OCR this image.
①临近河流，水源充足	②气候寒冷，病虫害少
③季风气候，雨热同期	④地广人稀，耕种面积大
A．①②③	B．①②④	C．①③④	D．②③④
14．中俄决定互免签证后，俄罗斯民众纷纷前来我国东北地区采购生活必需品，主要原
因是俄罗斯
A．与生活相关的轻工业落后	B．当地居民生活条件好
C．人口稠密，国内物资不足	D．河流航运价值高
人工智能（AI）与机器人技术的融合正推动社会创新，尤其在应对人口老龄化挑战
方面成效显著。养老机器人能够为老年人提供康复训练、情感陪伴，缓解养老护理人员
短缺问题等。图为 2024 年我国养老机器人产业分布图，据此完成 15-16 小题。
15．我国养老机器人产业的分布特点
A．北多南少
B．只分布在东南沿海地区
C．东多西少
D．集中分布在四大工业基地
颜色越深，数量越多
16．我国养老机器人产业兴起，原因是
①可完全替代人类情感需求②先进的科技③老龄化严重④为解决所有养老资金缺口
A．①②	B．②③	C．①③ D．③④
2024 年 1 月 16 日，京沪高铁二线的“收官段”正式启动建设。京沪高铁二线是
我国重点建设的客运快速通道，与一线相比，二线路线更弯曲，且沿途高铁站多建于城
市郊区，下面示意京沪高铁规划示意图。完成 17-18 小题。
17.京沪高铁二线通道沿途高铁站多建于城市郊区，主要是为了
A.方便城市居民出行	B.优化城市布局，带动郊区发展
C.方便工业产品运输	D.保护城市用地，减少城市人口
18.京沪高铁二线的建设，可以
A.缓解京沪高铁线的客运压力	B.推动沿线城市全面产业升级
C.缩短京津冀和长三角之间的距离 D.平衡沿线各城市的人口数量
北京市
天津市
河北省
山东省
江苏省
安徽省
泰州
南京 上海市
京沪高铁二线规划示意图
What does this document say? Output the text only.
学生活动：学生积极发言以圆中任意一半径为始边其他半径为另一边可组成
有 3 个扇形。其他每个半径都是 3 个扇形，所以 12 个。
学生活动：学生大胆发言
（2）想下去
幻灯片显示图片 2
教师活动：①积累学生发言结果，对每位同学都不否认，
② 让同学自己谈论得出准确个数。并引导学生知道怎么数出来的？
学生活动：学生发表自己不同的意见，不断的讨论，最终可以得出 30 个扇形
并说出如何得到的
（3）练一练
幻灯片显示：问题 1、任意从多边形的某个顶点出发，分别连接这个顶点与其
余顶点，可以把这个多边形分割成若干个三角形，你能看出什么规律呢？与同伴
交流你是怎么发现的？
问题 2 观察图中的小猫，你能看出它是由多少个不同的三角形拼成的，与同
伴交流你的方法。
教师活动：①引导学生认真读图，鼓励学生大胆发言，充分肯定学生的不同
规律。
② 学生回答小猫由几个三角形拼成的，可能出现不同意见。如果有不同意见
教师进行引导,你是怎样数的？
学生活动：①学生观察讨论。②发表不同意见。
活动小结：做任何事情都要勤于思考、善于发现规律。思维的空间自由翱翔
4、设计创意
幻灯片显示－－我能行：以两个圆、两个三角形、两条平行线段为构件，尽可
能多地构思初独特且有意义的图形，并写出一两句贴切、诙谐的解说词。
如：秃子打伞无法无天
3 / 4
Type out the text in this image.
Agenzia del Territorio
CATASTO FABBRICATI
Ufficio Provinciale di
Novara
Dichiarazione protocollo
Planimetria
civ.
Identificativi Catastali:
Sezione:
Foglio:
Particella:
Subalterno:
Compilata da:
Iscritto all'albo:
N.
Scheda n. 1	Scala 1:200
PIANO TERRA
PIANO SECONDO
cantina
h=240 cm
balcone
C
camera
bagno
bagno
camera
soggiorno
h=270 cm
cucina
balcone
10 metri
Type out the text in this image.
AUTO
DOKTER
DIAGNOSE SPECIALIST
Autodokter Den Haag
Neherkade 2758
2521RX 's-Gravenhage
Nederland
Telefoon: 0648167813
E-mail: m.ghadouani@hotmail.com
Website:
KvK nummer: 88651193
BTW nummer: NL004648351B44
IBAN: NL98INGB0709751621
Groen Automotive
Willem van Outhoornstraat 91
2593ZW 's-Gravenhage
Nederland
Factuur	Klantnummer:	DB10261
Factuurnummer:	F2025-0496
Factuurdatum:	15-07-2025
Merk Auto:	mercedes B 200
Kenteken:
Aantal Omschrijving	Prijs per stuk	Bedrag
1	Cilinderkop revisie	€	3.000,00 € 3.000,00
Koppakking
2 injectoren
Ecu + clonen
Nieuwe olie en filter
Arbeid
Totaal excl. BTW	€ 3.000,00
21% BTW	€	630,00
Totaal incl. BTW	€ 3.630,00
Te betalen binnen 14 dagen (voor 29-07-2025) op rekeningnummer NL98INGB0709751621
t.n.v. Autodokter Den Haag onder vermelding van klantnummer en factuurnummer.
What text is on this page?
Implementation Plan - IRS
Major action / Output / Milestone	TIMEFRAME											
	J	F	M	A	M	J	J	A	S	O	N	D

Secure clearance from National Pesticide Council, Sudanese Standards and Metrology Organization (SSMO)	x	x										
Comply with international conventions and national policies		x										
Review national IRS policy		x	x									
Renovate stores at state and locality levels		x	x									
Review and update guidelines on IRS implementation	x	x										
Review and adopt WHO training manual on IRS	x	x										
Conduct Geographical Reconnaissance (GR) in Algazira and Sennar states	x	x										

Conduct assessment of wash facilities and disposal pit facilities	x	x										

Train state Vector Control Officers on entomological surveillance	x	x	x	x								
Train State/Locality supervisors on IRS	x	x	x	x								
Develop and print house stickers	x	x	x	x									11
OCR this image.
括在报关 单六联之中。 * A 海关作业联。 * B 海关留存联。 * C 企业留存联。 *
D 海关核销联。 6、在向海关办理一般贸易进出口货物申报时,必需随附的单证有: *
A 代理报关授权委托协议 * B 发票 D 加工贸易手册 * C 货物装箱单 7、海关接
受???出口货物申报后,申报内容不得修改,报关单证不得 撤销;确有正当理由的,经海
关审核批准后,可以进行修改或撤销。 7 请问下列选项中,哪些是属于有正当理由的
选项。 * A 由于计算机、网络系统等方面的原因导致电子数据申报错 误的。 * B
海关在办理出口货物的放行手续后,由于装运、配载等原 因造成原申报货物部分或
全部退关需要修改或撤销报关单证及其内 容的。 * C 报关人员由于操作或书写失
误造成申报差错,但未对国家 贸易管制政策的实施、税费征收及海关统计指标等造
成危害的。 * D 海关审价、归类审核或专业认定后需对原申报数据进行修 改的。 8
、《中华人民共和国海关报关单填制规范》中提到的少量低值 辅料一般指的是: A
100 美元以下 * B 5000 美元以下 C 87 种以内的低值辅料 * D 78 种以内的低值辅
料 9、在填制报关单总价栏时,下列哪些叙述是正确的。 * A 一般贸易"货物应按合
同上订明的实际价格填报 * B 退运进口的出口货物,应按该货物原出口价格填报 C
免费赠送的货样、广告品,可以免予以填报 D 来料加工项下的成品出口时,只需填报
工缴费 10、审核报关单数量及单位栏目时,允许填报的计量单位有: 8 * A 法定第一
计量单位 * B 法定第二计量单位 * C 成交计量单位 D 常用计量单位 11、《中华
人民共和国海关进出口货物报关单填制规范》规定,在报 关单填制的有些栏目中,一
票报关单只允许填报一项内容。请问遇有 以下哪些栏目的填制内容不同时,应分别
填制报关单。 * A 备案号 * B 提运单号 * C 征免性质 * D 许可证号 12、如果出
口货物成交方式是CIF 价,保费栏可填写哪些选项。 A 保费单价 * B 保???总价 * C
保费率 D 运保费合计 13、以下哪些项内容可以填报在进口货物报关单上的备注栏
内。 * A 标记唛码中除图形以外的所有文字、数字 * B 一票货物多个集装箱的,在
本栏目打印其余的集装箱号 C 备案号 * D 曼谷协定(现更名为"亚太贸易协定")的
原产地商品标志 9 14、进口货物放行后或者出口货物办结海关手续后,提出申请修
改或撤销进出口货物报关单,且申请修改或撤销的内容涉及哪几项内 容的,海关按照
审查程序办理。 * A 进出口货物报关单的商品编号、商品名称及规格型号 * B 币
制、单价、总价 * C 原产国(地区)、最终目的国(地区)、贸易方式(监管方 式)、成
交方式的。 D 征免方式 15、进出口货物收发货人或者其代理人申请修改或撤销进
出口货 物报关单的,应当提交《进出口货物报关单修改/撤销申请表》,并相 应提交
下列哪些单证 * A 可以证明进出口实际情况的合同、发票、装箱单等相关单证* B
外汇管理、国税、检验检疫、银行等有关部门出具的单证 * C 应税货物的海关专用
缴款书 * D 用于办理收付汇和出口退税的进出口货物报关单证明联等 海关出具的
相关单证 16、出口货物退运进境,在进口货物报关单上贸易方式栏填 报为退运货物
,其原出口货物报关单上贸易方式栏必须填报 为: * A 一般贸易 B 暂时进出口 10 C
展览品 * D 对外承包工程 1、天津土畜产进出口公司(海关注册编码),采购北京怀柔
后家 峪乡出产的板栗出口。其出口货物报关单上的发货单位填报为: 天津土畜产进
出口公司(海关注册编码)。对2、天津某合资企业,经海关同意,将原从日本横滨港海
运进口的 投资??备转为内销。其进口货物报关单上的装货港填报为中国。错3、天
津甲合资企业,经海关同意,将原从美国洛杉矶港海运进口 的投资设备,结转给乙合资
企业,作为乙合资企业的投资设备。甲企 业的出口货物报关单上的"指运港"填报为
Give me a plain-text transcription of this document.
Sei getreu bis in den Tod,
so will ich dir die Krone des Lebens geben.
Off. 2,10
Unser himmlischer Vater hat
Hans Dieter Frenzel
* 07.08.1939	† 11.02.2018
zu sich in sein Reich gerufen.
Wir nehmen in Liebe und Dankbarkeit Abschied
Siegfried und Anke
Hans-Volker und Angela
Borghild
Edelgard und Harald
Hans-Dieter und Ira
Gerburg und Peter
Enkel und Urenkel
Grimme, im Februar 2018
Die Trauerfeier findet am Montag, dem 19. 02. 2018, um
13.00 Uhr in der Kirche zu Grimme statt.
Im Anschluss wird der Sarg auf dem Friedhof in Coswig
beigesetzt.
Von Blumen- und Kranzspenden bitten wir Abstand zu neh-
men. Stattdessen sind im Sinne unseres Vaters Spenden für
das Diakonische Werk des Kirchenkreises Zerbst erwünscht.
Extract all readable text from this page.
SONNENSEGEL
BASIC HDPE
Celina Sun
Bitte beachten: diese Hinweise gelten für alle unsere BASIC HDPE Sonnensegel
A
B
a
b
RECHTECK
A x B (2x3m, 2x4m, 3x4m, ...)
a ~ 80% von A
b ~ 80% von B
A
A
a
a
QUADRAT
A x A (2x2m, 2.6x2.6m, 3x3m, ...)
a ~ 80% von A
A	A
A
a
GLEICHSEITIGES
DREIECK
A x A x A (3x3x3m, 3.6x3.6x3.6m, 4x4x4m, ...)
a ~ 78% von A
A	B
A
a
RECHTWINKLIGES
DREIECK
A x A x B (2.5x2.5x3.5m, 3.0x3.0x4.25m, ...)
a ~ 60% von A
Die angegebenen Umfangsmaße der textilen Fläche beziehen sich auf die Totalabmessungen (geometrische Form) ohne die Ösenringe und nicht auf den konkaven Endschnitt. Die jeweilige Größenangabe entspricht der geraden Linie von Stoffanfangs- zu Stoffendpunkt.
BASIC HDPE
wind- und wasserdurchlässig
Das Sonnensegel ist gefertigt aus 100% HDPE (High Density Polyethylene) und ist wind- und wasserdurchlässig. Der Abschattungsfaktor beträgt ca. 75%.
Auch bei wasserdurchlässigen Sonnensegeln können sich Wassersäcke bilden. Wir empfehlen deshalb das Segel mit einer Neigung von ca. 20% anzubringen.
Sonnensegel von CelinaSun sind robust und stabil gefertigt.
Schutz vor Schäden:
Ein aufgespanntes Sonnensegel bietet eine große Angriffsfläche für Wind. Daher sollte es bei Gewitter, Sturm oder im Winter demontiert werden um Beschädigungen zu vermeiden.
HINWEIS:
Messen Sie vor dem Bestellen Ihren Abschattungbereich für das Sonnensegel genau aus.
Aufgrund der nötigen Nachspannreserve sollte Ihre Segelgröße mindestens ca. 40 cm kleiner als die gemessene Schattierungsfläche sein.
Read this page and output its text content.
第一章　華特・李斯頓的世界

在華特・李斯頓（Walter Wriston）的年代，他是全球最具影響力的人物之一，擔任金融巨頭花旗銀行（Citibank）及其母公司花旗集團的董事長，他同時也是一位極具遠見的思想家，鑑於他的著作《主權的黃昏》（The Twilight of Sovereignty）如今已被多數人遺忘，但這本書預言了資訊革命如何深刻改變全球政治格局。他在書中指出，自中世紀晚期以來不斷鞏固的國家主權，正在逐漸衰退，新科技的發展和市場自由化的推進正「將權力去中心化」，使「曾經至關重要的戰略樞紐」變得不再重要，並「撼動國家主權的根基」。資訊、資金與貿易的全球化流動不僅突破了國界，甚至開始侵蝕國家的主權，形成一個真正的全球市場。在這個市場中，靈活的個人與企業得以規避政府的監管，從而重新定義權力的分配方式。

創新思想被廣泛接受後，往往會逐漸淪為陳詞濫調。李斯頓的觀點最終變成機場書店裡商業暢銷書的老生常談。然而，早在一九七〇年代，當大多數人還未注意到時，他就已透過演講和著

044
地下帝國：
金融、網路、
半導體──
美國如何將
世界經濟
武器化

------

**TO DO**
Check every line of the material for the string "Hans" and give the number of lines that have it, without anything else.

**ANSWER BELOW**
3